(begin)

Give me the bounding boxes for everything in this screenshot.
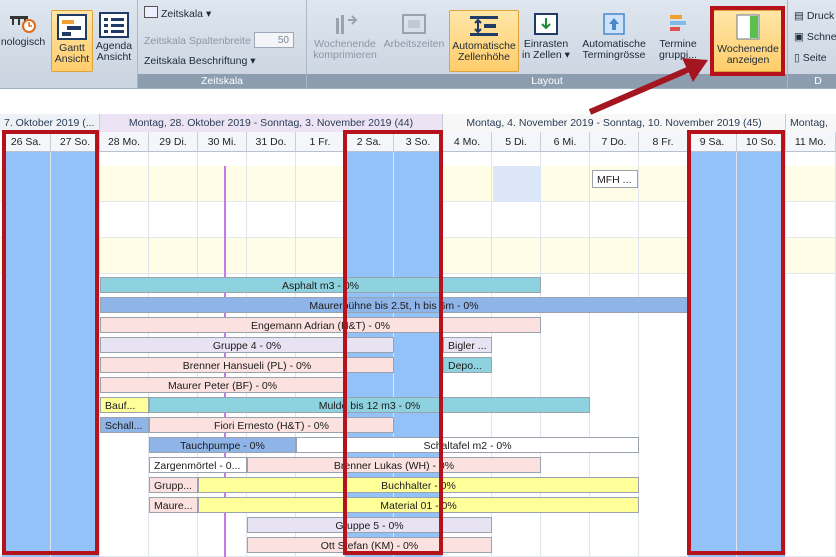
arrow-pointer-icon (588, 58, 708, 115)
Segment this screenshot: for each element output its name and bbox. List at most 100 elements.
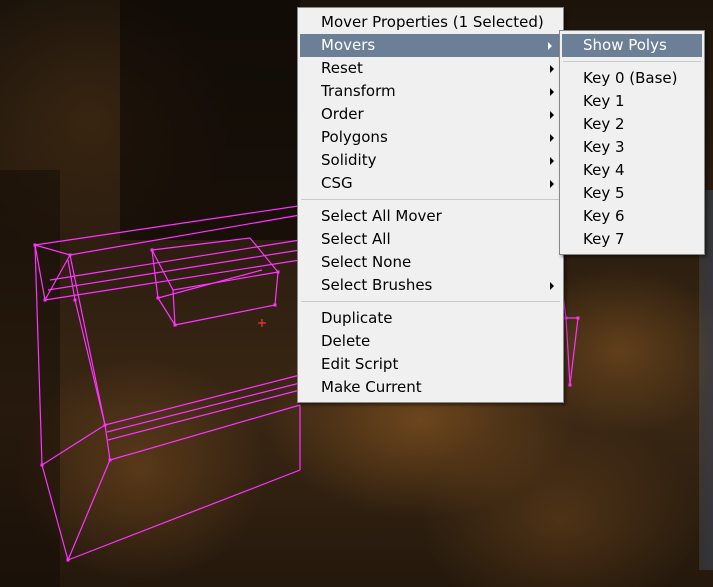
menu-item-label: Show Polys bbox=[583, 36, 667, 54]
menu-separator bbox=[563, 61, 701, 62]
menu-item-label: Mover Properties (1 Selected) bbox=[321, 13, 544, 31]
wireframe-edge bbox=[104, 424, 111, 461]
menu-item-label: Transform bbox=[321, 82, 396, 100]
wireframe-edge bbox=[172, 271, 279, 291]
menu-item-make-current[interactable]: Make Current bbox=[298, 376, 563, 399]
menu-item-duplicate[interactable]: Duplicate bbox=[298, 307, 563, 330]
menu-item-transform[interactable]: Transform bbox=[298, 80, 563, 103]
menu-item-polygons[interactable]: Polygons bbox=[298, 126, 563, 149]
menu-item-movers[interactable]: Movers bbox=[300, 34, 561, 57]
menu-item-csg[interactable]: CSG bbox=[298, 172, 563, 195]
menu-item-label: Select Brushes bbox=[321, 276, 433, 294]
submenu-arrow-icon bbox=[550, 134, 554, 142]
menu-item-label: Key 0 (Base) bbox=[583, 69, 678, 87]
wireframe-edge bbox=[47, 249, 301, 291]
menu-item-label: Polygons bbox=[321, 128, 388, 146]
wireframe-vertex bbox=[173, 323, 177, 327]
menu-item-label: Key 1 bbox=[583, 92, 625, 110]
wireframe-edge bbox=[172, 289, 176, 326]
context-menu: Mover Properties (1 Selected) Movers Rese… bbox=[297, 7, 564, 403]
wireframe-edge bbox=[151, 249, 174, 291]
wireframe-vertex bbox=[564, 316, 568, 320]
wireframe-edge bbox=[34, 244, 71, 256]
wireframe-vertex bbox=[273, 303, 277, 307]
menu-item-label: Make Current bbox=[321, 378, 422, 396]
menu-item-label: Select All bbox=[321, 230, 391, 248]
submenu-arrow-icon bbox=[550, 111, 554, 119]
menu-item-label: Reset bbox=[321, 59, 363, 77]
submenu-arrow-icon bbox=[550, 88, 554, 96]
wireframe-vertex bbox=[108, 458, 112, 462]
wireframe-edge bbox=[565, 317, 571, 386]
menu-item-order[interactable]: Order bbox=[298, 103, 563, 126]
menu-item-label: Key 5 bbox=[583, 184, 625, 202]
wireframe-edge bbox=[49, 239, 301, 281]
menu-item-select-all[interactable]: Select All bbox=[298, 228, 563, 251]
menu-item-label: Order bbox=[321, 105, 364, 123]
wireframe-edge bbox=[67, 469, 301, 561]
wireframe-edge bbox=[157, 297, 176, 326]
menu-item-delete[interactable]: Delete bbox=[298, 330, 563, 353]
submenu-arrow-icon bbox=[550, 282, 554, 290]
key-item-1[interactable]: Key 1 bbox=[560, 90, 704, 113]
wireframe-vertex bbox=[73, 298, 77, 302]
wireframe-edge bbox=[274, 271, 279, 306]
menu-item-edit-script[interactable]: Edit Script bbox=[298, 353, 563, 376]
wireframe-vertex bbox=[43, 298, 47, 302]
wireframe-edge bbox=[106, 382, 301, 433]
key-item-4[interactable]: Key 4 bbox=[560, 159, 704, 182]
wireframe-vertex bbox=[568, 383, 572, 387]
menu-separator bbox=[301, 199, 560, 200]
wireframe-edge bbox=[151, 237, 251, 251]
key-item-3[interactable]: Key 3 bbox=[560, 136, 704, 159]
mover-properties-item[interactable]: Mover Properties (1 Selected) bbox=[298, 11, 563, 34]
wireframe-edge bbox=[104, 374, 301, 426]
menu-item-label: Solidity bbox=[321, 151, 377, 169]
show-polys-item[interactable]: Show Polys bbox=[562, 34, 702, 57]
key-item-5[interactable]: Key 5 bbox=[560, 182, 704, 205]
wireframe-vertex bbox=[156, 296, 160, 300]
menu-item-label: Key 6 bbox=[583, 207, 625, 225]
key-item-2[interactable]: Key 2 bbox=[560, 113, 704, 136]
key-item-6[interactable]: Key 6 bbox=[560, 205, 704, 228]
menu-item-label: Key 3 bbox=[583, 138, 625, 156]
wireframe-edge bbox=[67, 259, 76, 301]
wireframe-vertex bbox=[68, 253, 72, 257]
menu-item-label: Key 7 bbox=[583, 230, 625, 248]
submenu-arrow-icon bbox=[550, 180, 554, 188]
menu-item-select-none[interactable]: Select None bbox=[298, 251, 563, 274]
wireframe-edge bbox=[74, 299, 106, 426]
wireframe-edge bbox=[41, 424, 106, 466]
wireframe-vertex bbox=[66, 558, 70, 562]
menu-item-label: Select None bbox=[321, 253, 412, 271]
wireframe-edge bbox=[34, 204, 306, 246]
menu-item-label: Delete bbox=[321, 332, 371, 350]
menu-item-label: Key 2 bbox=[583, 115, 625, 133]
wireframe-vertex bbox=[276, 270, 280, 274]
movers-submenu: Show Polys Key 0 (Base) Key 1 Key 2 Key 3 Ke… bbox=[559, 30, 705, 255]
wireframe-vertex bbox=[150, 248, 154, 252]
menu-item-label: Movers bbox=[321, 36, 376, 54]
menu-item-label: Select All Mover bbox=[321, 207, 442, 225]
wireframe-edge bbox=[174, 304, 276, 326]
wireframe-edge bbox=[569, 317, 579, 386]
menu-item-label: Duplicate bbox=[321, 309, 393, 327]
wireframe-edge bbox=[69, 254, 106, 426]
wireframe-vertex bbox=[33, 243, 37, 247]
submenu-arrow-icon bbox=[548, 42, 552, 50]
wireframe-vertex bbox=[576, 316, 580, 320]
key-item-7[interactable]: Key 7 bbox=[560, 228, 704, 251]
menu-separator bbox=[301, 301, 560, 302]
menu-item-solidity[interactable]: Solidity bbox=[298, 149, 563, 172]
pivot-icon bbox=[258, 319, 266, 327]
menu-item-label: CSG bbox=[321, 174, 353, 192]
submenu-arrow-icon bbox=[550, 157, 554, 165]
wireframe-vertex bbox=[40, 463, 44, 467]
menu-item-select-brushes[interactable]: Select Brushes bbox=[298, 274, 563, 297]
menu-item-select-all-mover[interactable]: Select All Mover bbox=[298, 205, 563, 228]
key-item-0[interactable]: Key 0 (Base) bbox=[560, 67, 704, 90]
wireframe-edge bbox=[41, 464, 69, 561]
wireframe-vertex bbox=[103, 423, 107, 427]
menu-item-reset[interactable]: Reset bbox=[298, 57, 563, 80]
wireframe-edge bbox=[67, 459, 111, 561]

(end)
(begin)

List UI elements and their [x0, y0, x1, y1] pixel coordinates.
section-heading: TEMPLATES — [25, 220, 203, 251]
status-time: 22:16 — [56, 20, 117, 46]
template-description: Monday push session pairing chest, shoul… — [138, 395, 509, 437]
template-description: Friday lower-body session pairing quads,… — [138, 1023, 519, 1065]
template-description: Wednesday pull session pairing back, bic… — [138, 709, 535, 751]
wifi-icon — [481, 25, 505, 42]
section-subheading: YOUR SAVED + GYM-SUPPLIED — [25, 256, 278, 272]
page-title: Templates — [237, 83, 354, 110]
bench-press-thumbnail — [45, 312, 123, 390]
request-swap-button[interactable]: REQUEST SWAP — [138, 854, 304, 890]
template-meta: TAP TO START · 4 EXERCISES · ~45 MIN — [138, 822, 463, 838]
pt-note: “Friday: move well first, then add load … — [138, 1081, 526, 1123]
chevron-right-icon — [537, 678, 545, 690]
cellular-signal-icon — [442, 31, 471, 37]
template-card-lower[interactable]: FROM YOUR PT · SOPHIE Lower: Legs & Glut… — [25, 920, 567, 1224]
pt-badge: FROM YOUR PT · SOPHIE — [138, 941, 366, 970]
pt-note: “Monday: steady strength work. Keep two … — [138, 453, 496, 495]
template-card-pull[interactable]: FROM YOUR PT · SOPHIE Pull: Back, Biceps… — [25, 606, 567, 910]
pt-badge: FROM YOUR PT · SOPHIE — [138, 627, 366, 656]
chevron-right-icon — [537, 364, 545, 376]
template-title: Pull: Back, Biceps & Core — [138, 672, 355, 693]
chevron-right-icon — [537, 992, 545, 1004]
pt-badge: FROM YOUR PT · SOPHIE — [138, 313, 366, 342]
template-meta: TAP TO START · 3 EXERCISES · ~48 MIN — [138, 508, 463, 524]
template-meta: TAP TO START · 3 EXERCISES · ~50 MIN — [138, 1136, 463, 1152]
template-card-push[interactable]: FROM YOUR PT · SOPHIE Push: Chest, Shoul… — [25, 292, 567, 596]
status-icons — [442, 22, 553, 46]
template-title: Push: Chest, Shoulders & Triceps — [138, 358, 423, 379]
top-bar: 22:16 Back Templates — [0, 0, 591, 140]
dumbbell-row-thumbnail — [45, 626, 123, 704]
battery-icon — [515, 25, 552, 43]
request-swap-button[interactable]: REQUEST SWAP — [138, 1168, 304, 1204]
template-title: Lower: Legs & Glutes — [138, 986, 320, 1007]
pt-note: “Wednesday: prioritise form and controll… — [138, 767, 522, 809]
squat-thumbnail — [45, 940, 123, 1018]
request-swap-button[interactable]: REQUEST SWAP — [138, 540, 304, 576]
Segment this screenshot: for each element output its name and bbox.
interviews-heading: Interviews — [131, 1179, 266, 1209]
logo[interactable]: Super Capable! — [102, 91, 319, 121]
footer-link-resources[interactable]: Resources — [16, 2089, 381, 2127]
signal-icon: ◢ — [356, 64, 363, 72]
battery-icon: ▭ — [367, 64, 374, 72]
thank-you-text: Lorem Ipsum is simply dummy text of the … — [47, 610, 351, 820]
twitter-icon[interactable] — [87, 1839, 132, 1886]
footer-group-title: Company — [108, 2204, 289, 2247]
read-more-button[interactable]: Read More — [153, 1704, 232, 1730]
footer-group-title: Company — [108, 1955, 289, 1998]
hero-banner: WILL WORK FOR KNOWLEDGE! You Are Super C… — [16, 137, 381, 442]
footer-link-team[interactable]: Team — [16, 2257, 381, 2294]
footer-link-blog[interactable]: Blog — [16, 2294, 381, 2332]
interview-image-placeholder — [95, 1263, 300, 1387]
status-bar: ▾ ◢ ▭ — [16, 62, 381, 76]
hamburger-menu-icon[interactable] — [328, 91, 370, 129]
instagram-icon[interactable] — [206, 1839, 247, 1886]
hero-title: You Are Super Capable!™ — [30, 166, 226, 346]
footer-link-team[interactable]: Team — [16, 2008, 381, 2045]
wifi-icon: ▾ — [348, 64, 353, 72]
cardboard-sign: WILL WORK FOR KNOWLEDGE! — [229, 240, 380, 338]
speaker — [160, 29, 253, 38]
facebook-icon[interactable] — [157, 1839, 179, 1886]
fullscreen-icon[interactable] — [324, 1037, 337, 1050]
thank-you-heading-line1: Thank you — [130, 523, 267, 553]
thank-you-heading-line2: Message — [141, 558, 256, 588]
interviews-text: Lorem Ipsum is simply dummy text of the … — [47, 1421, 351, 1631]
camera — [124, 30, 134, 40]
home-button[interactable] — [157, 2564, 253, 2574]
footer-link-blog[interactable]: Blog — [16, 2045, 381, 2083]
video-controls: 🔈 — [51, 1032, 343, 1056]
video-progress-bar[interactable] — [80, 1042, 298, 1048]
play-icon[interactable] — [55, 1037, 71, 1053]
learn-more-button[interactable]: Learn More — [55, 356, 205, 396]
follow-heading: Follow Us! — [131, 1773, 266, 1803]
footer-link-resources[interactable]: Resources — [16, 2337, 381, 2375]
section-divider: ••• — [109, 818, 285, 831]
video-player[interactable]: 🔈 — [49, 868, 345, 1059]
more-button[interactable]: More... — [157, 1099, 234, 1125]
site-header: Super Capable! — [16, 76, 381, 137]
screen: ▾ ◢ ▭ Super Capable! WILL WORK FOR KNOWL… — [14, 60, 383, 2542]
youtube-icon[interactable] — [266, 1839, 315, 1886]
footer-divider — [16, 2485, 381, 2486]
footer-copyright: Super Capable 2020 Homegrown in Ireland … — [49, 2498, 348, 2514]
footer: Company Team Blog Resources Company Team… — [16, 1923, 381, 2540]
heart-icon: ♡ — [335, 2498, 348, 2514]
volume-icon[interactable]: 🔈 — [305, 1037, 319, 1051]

(end)
(begin)

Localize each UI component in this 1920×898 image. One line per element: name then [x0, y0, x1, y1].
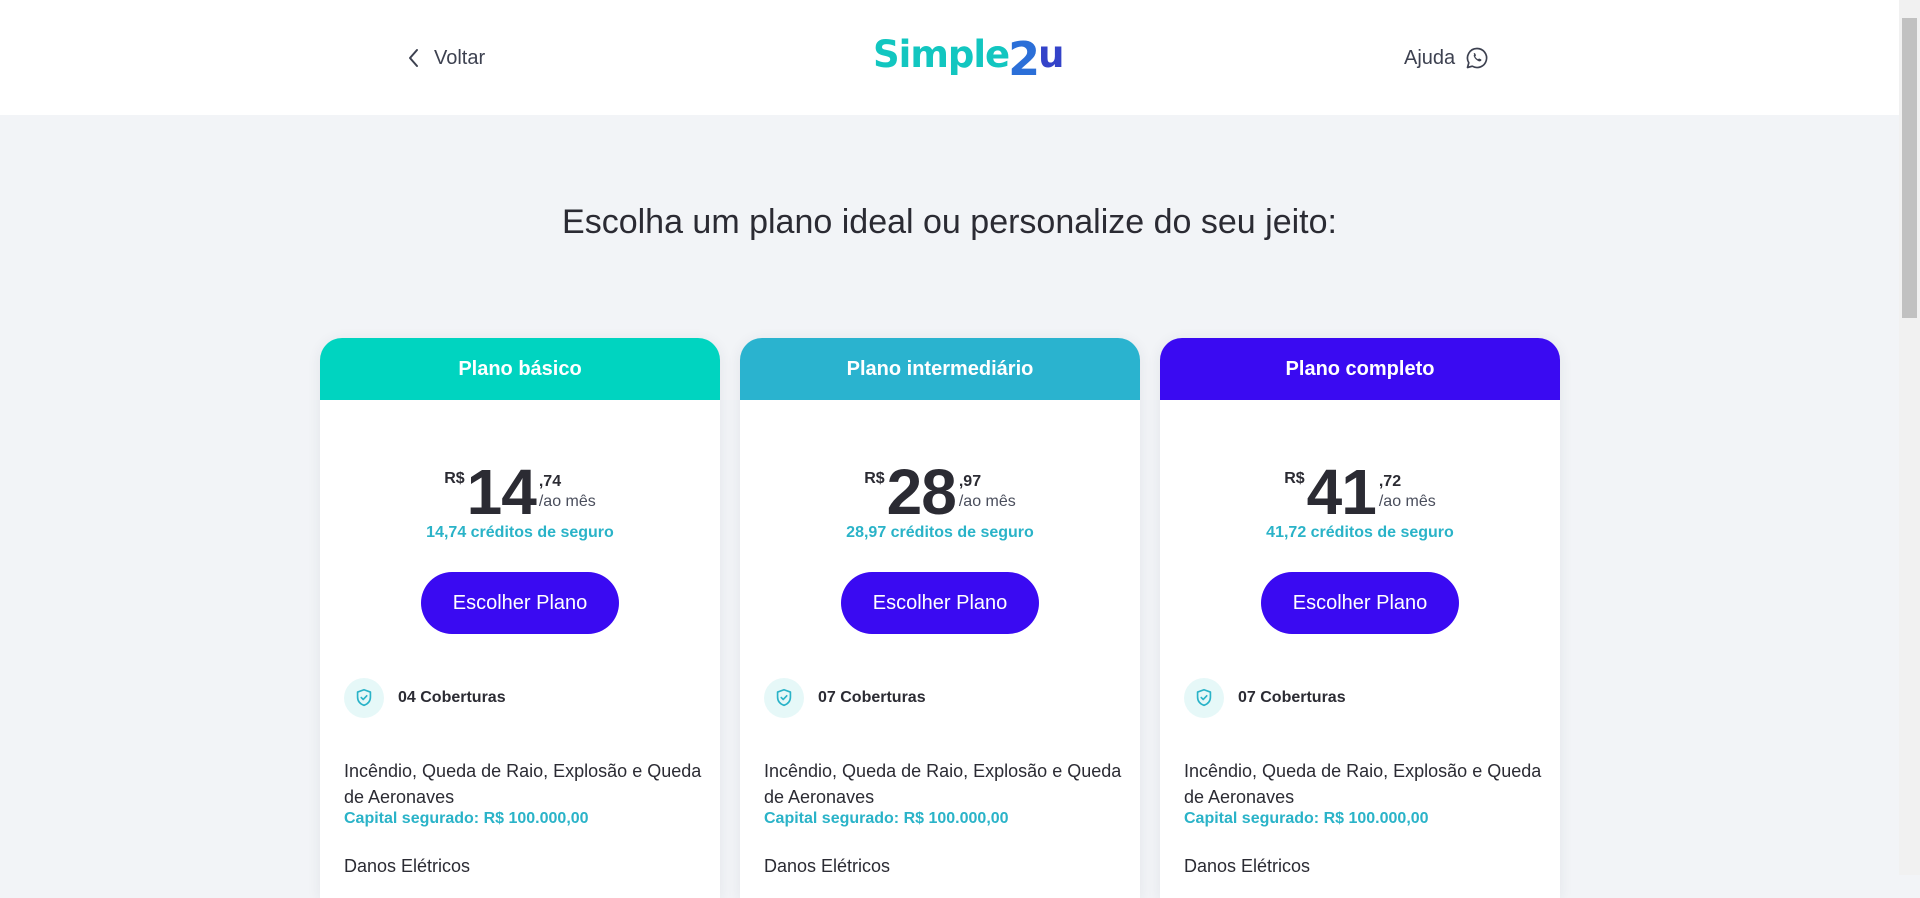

(end)

Count the lines of the listing above that contain the string "wifi", treating uppercase and lowercase as different, and reply with the number alone.

2